:: Excerpted data

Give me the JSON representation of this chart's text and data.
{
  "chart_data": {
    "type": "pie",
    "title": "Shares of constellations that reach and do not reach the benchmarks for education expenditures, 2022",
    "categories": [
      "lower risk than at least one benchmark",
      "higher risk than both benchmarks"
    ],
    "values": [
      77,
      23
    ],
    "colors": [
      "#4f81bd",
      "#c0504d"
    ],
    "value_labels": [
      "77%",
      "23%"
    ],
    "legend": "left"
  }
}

::::

Your task is to quote all of the data word for word.

Give me the JSON representation of this chart's text and data.
{
  "chart_data": {
    "type": "pie",
    "title": "Shares of constellations that reach and do not reach the benchmarks for education expenditures, 2022",
    "categories": [
      "lower risk than at least one benchmark",
      "higher risk than both benchmarks"
    ],
    "values": [
      77,
      23
    ],
    "colors": [
      "#4f81bd",
      "#c0504d"
    ],
    "value_labels": [
      "77%",
      "23%"
    ],
    "legend": "left"
  }
}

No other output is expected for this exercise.